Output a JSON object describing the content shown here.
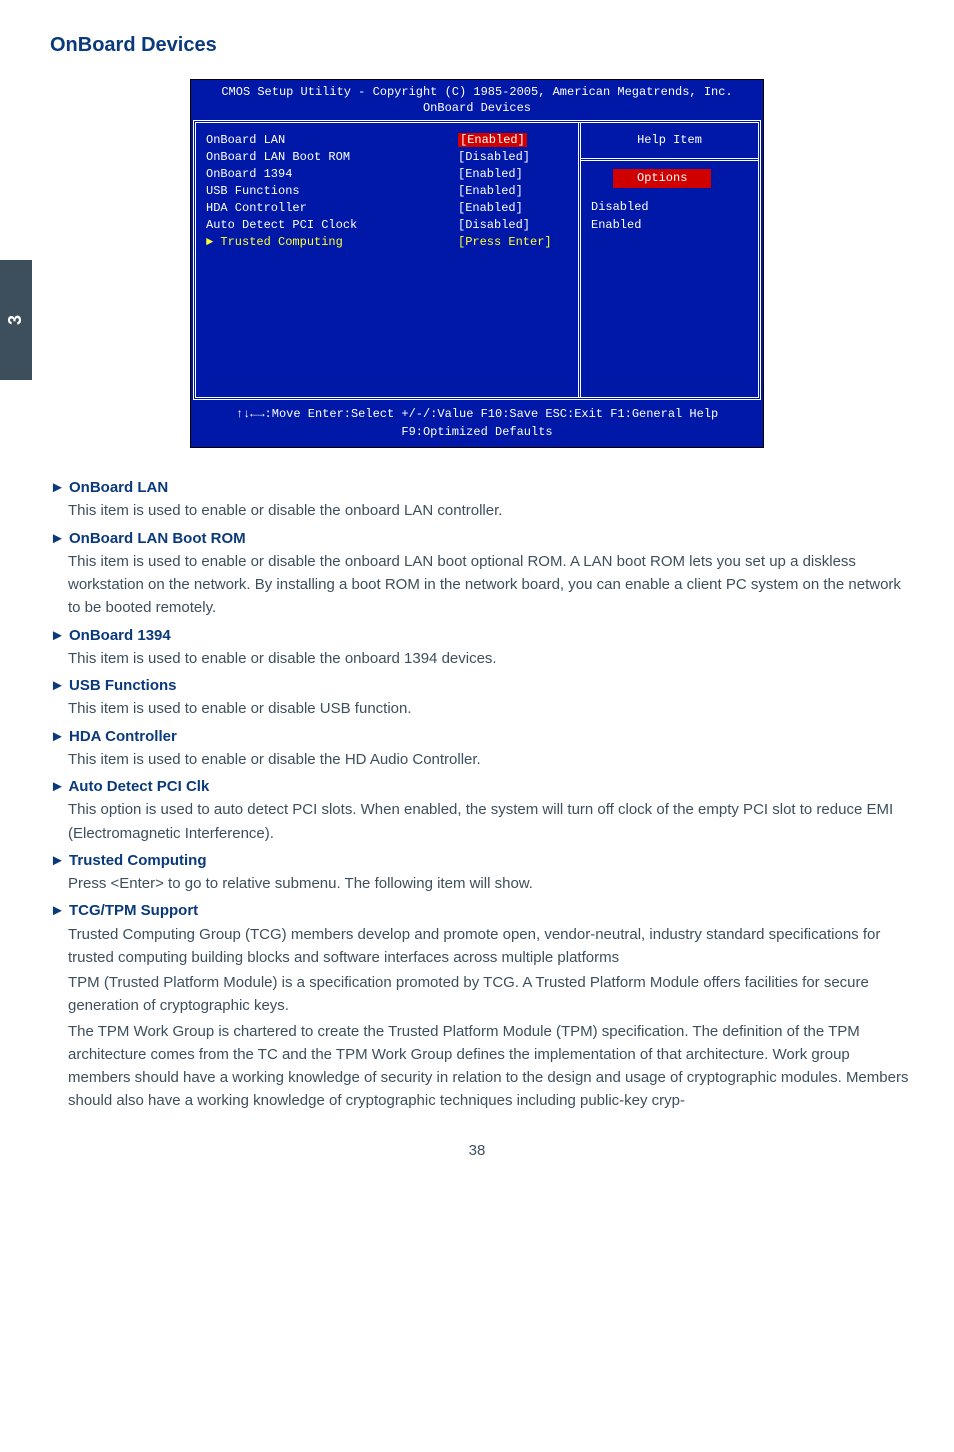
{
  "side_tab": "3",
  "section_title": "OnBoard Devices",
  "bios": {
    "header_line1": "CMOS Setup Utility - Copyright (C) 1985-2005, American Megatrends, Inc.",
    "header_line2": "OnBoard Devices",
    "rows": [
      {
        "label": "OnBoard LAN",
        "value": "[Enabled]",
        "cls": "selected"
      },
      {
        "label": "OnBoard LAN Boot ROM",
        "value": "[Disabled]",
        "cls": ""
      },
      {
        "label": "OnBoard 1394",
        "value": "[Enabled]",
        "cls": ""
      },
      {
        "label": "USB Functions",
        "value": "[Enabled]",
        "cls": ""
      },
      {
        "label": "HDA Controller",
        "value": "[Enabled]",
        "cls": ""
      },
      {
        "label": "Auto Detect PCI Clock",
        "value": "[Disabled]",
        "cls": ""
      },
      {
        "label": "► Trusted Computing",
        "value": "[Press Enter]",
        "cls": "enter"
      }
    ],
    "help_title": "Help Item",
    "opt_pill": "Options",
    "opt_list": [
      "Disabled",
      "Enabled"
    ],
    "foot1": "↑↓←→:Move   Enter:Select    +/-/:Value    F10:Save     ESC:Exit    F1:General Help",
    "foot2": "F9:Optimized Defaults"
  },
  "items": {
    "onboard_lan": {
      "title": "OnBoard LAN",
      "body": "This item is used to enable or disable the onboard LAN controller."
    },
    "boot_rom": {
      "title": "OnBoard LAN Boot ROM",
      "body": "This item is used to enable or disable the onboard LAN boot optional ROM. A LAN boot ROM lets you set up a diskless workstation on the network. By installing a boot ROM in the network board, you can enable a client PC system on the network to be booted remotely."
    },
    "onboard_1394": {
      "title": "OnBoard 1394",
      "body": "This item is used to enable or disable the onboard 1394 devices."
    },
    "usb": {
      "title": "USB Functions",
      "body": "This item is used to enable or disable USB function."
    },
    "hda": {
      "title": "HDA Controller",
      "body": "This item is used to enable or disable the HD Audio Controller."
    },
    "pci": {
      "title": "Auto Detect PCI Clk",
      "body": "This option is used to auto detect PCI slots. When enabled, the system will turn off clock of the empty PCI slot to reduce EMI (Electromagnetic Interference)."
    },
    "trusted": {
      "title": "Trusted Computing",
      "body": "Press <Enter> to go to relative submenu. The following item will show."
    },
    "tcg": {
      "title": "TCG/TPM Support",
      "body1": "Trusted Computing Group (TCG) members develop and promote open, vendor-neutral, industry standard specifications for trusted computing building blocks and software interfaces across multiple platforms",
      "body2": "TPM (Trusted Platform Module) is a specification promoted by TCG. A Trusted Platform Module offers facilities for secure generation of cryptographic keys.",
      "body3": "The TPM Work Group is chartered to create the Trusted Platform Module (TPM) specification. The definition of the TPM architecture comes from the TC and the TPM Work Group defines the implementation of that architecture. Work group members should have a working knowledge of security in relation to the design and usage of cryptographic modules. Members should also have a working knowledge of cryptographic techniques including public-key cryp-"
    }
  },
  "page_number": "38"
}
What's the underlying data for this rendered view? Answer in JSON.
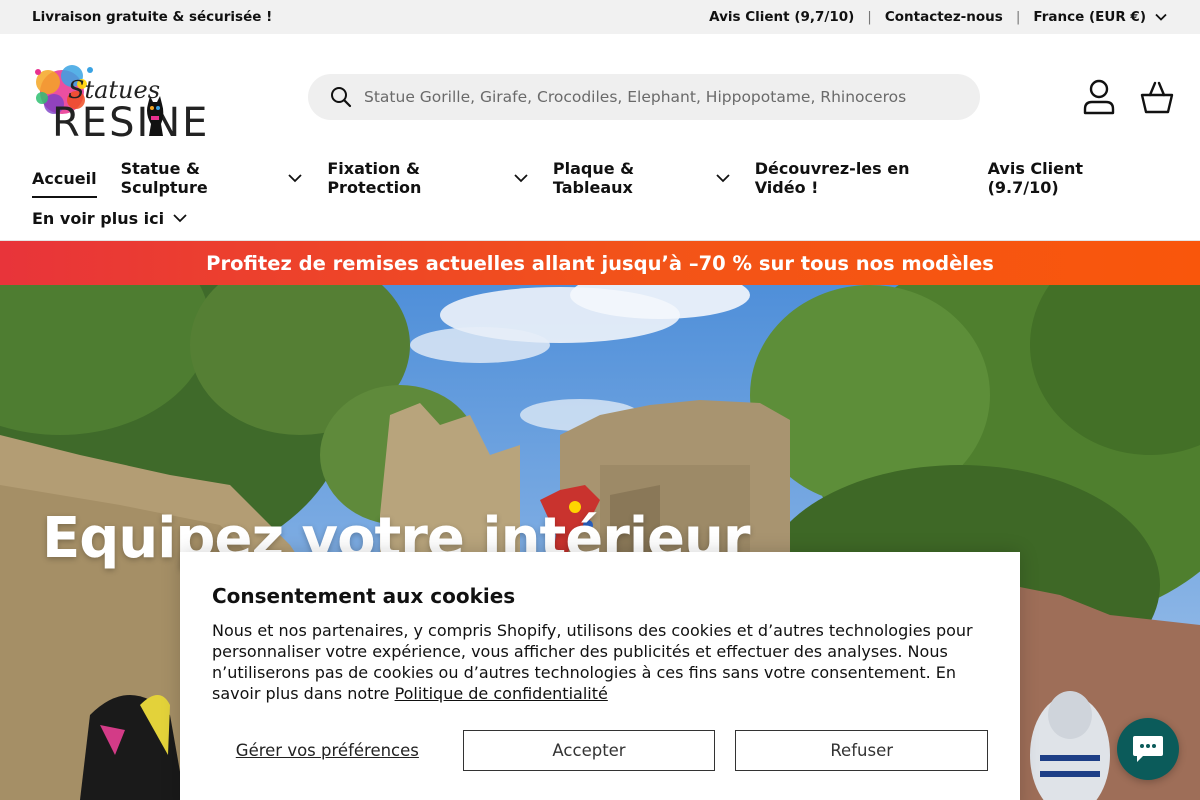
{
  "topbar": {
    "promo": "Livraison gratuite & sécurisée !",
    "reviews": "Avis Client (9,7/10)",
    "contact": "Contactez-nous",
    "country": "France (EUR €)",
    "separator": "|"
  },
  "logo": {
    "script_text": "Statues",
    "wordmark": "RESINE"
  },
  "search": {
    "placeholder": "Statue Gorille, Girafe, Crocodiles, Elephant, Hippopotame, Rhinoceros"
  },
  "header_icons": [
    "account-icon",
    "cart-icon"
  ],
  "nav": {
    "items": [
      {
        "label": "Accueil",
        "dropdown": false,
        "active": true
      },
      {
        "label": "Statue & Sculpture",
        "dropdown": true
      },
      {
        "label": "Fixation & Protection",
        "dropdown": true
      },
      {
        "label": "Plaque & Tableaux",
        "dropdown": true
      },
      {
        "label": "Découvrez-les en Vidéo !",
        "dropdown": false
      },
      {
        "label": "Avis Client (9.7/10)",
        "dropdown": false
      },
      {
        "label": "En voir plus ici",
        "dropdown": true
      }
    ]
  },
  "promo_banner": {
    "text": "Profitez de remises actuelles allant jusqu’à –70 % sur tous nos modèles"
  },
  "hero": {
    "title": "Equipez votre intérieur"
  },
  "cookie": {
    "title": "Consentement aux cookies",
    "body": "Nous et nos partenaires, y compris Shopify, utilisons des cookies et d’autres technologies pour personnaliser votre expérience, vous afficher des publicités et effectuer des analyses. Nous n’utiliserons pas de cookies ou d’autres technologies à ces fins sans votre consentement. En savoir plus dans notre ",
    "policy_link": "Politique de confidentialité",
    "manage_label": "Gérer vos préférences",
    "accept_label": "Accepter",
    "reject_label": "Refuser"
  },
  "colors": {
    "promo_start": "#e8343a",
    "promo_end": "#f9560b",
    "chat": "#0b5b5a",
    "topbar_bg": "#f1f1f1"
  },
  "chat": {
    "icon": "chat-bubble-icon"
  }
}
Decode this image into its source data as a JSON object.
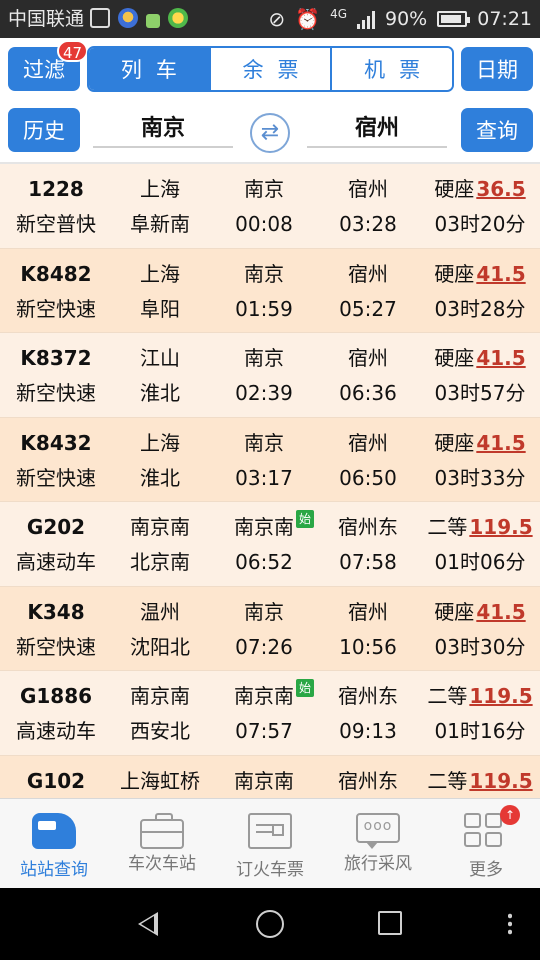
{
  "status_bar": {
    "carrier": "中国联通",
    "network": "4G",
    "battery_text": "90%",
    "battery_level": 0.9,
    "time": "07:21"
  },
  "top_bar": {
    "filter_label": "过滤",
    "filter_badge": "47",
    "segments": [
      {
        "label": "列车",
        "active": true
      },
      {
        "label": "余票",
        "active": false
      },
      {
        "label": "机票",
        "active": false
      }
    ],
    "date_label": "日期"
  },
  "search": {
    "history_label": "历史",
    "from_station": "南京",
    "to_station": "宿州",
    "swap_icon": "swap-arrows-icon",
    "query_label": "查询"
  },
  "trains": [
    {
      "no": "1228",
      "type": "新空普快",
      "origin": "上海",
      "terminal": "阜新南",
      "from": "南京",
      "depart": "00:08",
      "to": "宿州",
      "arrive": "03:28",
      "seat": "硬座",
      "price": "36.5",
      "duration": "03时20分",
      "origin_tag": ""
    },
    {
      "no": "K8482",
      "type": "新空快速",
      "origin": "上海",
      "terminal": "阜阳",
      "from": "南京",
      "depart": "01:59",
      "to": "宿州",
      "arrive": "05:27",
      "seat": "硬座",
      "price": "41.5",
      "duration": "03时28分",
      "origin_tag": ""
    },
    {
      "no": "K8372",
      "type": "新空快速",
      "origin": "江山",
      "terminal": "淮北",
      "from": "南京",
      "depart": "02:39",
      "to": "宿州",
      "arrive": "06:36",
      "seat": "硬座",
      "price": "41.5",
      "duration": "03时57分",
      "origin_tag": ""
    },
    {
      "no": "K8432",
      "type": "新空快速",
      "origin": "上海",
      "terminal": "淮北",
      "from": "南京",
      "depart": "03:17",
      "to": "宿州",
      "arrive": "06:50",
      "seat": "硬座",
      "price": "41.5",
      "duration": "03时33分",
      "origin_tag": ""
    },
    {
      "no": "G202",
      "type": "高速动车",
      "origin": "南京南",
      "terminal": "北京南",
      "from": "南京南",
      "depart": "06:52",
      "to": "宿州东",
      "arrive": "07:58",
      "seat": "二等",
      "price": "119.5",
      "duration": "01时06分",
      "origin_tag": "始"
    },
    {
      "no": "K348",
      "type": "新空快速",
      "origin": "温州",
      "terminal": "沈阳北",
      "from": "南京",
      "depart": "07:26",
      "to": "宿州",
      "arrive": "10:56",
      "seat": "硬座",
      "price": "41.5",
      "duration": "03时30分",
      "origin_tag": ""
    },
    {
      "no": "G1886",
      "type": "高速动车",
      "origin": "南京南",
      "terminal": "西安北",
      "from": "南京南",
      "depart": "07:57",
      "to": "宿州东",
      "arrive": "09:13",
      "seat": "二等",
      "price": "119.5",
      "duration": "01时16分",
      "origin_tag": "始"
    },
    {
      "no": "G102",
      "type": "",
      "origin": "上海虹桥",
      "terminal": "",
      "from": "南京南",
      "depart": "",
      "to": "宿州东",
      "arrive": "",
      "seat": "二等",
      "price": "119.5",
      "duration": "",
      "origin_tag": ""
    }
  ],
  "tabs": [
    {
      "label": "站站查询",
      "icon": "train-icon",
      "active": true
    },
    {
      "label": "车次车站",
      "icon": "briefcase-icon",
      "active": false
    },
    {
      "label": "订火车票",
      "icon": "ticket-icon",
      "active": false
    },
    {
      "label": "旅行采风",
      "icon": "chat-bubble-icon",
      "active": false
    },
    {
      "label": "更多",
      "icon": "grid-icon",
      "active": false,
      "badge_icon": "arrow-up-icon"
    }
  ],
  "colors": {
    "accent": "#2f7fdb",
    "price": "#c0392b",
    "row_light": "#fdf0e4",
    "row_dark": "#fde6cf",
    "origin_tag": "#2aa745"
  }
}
.....
(THE TASK) Filter the records above for lines containing the word "Help", and copy those lines.

(SOLUTION FOR THIS PROBLEM)
    "help_title": "Help Item",
    "foot1": "↑↓←→:Move   Enter:Select    +/-/:Value    F10:Save     ESC:Exit    F1:General Help",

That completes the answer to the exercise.